*** Extract ***
INSEP wishes to publish a coherent set of essays in this area, which marry theoretical enterprise, critical argumentation and empirical case studies. Publication may include a special edition of its journal – http://www.budrich-journals.de/index.php/insep – and/or an edited collection in its new book series (or both) depending on the quality and coherence of the papers as a whole. For the journal, the normal double blind refereeing process would be in place and for the book and collegial refereeing and feedback system from editors and contributors would be in place.

We seek essays that focus on these tensions between existing and new rights claims and claims for justice, and which seek to develop dialogical and critical approaches to these tensions, but are open to whatever approaches a contributor wishes to engage with in order to achieve that, whether philosophical, or through literature, or through social, economic, cultural and/or political analyses. We especially welcome transdisciplinary approaches.
*** Record list ***
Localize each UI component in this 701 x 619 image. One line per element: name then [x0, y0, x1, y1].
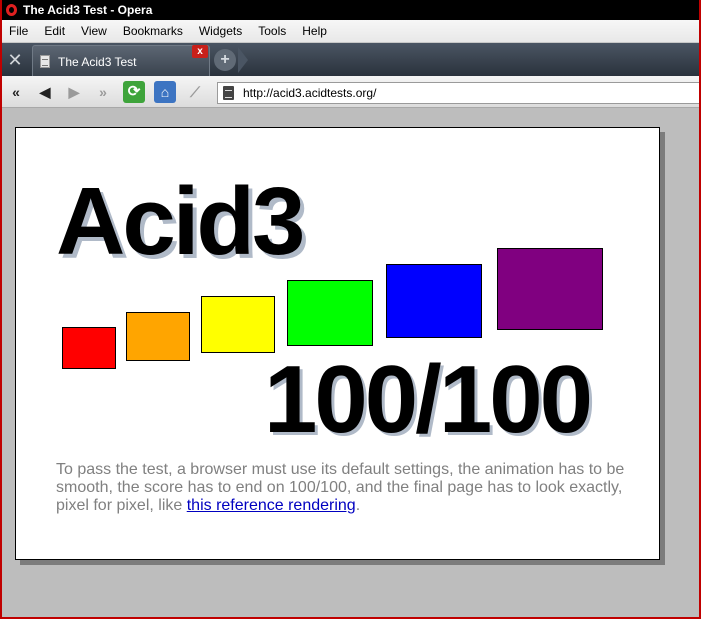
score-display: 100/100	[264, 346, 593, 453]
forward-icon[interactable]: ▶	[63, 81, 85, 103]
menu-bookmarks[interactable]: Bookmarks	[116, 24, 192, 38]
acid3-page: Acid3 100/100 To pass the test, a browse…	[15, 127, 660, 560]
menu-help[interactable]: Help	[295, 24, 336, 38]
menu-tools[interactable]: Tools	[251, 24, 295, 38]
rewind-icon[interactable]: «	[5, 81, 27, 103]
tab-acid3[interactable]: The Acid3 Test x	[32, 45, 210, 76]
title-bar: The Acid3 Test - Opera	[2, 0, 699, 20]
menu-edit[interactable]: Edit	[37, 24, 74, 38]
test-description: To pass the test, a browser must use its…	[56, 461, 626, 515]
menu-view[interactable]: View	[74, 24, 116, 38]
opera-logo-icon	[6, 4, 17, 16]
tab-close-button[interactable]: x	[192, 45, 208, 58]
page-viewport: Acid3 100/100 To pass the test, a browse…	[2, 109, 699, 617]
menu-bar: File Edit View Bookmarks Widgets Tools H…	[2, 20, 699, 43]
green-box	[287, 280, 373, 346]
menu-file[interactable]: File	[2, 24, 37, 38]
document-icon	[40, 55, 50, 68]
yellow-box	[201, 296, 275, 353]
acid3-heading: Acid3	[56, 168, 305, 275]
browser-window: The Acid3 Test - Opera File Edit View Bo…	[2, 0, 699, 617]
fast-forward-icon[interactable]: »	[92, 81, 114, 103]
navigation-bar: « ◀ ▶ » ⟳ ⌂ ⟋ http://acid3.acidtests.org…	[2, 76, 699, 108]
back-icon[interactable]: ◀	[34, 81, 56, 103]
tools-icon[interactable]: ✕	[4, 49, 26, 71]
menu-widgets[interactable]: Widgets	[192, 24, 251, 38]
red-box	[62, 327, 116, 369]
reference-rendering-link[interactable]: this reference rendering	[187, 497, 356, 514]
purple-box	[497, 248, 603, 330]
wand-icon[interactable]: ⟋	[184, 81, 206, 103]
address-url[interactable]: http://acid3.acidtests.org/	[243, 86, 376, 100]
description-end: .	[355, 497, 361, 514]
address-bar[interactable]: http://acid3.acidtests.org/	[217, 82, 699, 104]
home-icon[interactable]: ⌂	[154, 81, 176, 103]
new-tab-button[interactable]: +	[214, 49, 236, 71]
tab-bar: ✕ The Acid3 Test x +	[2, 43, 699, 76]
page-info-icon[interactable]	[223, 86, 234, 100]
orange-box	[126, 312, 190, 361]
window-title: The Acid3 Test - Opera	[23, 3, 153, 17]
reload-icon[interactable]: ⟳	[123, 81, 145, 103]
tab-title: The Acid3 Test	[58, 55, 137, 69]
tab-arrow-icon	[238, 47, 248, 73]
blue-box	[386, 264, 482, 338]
***
### Directive 1
Answer from the INSEP call for essays:
(a) What refereeing process would apply for the journal?
(b) What two forms may publication take?
(c) What kind of approaches does INSEP especially welcome?
### Directive 2
Output everything in the INSEP call for essays from "We seek essays" down to "welcome transdisciplinary approaches.".
### Directive 3
Write the next part of the INSEP call for essays, carrying on after its last sentence.

### Right answer 1
(a) The normal double blind refereeing process.
(b) A special edition of its journal and/or an edited collection in its new book series.
(c) Transdisciplinary approaches.

### Right answer 2
We seek essays that focus on these tensions between existing and new rights claims and claims for justice, and which seek to develop dialogical and critical approaches to these tensions, but are open to whatever approaches a contributor wishes to engage with in order to achieve that, whether philosophical, or through literature, or through social, economic, cultural and/or political analyses. We especially welcome transdisciplinary approaches.

### Right answer 3
The purpose of the workshop is to present and gain feedback on drafts of chapters/articles from a learned and invited audience with much time given to discussion and debate. We would anticipate only a small nominal charge to those attending to cover base costs (no more than £10-15), with delegates meeting their own travel and accommodation costs, though INSEP will affiliate with a letter of invitation that ties workshop participation together with publication.

The project will be led by Allison Moore and Paul Reynolds from the Department of Social Sciences, Edge Hill University, Ormskirk, UK, and the intention is to have publication of essays that meet quality thresholds by early 2016. Please send proposals for essays to Allison Moore at allison.moore@edgehill.ac.uk by Monday 12th January 2014.  The timeline is:

• Monday 12th January 2015 – expressions of interest in the form of 300 word abstracts, with name, affiliation and contact details
• Monday 19th Januari 2014 – responses to expressions of interest
• Thursday 16th April & Friday 17th April 2015 – opportunity to present draft essays at a two-day workshop at Edge Hill University to which contributors will be encouraged to attend/present
• Friday 17th April 2015 – editors decisions communicated as to the form of the publication(s) – This will be discussed at the workshop.
• Monday 8th June 2015 – submission of draft essays. For the journal, essays will go through normal but expedited double blind peer review. For the book, essays will be refereed by other contributors and an editor.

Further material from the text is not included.